— Begin —
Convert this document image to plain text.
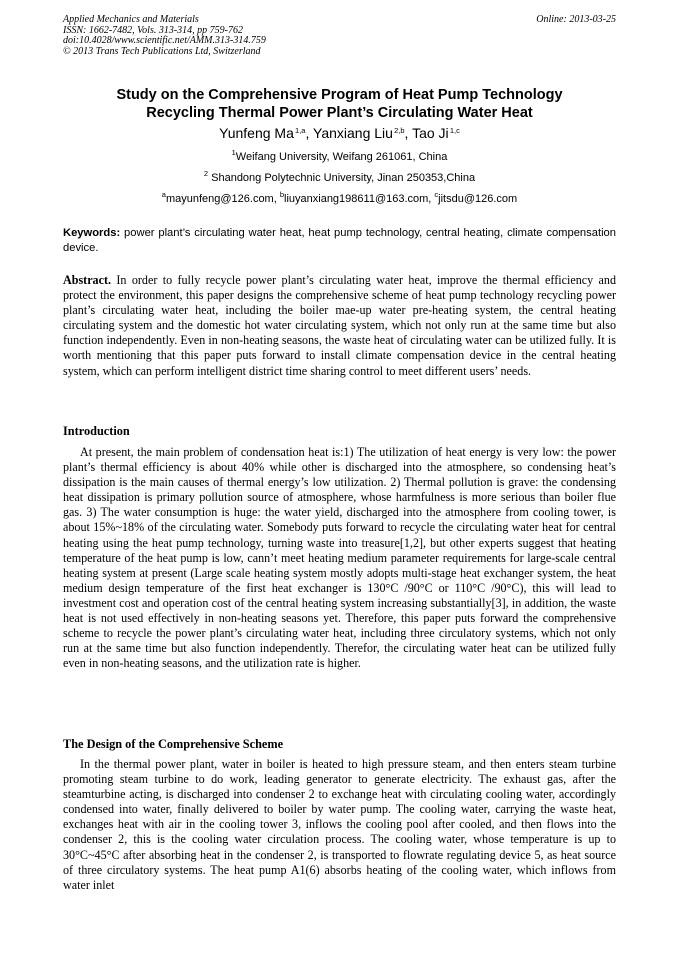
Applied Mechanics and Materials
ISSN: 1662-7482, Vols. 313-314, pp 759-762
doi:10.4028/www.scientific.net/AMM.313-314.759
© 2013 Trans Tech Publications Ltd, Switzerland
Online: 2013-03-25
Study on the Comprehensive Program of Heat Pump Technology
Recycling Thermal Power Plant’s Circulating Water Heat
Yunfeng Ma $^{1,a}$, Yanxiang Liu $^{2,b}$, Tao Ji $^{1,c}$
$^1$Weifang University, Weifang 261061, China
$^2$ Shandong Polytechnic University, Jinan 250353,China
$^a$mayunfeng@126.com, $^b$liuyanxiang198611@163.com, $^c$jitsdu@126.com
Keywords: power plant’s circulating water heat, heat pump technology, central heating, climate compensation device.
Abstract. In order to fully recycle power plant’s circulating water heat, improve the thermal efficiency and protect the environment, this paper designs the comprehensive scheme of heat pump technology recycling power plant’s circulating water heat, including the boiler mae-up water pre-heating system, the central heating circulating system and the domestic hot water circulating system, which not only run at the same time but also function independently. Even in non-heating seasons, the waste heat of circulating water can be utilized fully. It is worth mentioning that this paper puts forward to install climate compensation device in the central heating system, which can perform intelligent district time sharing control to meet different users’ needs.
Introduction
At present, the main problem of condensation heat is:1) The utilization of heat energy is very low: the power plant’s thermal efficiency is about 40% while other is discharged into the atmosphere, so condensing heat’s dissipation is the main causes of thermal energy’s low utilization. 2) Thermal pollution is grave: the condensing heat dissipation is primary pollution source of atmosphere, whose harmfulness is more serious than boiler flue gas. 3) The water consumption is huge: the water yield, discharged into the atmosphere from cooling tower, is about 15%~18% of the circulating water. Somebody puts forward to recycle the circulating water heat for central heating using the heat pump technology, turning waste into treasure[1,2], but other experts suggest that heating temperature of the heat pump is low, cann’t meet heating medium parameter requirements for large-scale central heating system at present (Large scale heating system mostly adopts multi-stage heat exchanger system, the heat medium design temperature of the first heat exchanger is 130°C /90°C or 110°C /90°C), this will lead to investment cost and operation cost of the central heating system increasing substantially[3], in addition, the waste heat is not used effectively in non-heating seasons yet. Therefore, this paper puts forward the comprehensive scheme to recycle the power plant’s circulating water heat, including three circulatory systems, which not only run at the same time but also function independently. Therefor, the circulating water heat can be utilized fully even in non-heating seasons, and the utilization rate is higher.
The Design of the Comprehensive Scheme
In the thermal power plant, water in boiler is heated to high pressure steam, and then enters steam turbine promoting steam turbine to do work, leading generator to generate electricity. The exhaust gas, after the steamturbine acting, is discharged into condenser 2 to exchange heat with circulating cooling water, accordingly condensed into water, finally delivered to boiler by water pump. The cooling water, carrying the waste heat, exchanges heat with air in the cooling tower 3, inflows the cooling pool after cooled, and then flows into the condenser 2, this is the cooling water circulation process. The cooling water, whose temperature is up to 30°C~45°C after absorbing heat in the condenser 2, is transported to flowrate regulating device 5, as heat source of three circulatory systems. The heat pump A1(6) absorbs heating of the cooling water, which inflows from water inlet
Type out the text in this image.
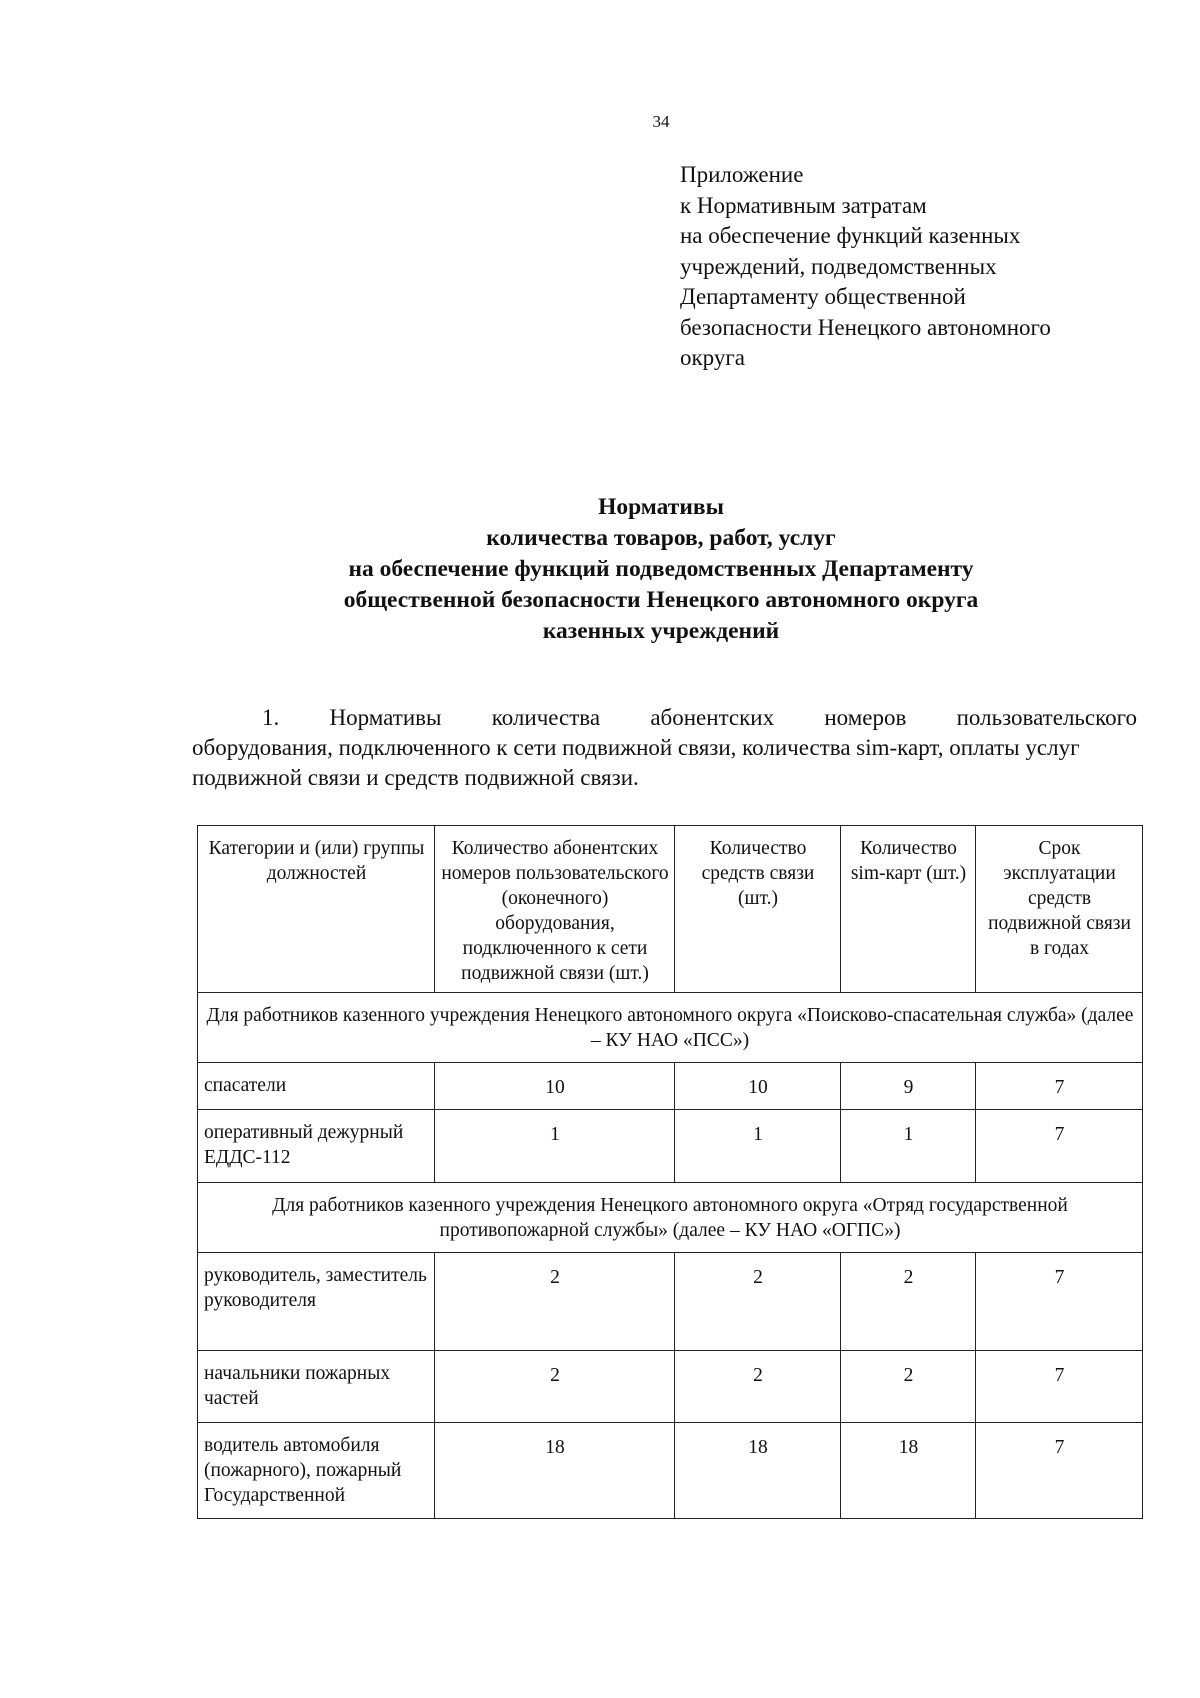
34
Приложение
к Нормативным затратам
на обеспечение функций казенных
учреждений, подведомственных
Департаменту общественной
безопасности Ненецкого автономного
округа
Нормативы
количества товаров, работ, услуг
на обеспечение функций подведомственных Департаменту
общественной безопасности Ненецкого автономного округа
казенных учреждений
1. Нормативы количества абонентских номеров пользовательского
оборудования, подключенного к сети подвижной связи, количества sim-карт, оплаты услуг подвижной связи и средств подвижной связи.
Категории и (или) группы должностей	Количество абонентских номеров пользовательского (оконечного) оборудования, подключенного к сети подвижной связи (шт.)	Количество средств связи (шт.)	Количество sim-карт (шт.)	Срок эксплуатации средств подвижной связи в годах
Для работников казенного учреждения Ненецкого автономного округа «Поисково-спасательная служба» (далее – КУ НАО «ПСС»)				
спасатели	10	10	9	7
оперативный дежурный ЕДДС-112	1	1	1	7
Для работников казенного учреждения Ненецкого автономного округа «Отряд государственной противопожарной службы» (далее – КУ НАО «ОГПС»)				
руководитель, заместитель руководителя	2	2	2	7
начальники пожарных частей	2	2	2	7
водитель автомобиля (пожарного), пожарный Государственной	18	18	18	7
— End —
— Begin —
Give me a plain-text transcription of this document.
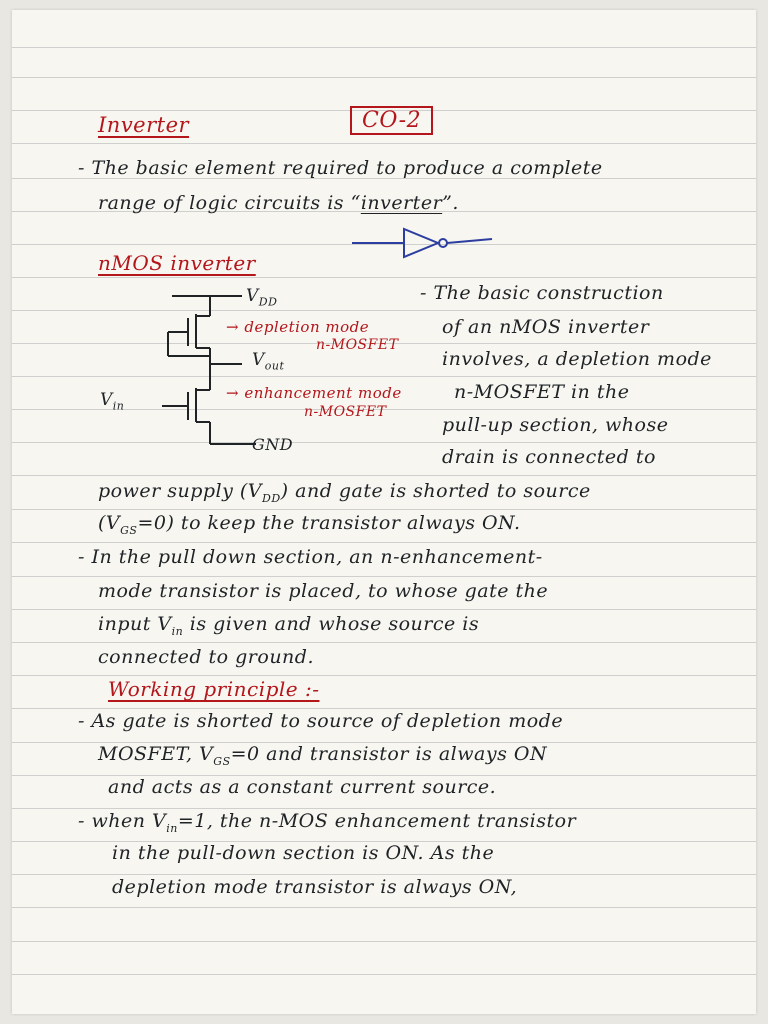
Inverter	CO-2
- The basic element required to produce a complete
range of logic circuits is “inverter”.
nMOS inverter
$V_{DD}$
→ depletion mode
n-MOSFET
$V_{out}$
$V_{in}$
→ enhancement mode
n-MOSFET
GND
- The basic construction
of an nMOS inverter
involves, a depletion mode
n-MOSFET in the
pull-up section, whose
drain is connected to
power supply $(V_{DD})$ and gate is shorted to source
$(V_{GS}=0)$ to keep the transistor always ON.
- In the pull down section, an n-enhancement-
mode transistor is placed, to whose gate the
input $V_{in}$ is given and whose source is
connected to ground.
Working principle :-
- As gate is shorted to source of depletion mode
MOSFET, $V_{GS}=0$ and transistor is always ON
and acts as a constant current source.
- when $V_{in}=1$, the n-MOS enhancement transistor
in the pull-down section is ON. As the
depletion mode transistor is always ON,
— End —
— Begin —
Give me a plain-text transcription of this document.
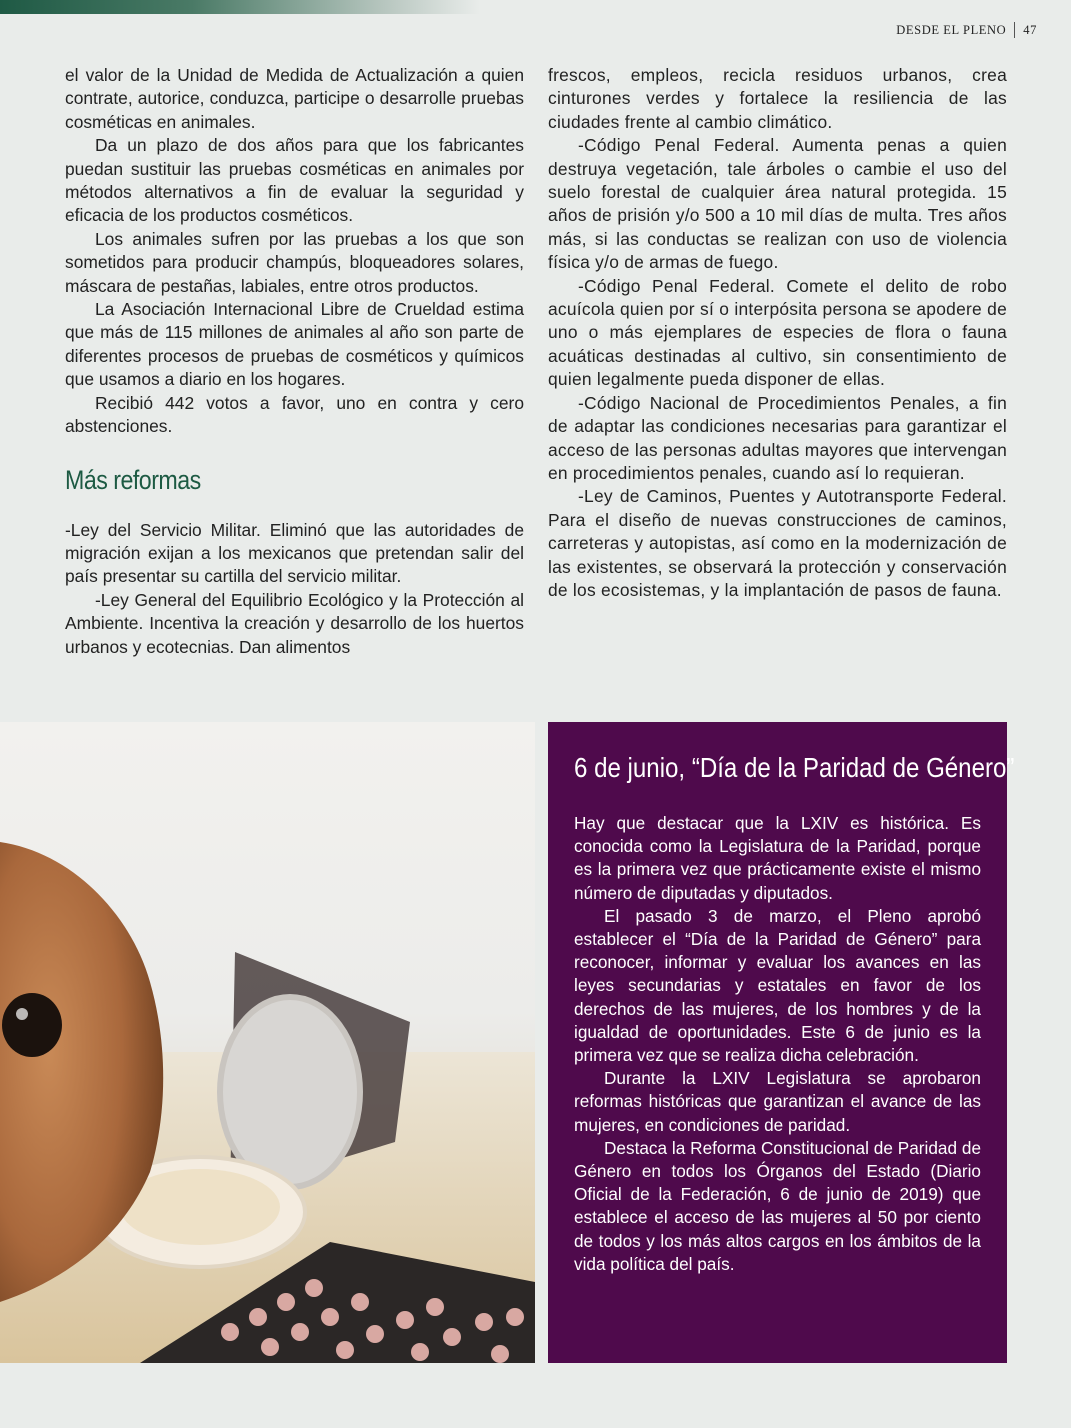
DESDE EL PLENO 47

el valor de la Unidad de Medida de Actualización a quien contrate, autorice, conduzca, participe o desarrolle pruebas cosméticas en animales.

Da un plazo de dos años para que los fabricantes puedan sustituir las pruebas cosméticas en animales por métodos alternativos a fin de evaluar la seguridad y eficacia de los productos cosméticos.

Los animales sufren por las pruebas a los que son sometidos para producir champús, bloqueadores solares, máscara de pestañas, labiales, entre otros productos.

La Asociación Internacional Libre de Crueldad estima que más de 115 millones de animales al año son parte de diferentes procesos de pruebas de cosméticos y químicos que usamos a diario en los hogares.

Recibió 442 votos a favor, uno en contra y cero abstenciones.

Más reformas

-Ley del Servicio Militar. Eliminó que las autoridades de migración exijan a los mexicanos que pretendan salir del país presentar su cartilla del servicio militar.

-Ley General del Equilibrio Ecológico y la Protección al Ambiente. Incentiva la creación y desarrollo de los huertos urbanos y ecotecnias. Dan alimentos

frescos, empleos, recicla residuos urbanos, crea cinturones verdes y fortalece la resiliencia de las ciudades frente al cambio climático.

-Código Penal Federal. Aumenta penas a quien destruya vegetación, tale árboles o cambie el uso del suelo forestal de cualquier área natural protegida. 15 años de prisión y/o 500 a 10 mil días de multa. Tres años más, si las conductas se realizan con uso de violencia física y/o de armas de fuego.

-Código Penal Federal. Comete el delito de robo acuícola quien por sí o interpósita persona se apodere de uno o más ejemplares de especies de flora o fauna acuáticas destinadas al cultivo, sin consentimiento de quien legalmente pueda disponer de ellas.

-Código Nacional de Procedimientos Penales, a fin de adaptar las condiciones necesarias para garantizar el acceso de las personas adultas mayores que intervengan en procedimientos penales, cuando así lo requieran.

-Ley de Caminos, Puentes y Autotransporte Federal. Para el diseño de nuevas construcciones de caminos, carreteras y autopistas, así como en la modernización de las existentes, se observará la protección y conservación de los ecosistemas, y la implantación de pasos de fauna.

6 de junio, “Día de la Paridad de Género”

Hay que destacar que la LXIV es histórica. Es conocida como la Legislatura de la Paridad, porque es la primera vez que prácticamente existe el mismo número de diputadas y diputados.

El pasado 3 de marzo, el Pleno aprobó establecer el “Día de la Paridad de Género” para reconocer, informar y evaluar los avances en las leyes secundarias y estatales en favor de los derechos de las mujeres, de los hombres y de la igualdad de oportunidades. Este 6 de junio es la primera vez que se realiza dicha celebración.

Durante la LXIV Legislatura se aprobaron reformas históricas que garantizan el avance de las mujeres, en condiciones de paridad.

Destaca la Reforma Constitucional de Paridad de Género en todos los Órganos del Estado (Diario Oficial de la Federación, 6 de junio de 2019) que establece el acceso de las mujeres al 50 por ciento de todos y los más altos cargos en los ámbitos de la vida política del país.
— End —
§ GOAL OF THE EXERCISE
Which lines hold the string "text"? List them all.

§ TASK RESPONSE
Convert this document image to plain text.
Type out the text in this image.
Give me a plain-text transcription of this document.
Give me a plain-text transcription of this document.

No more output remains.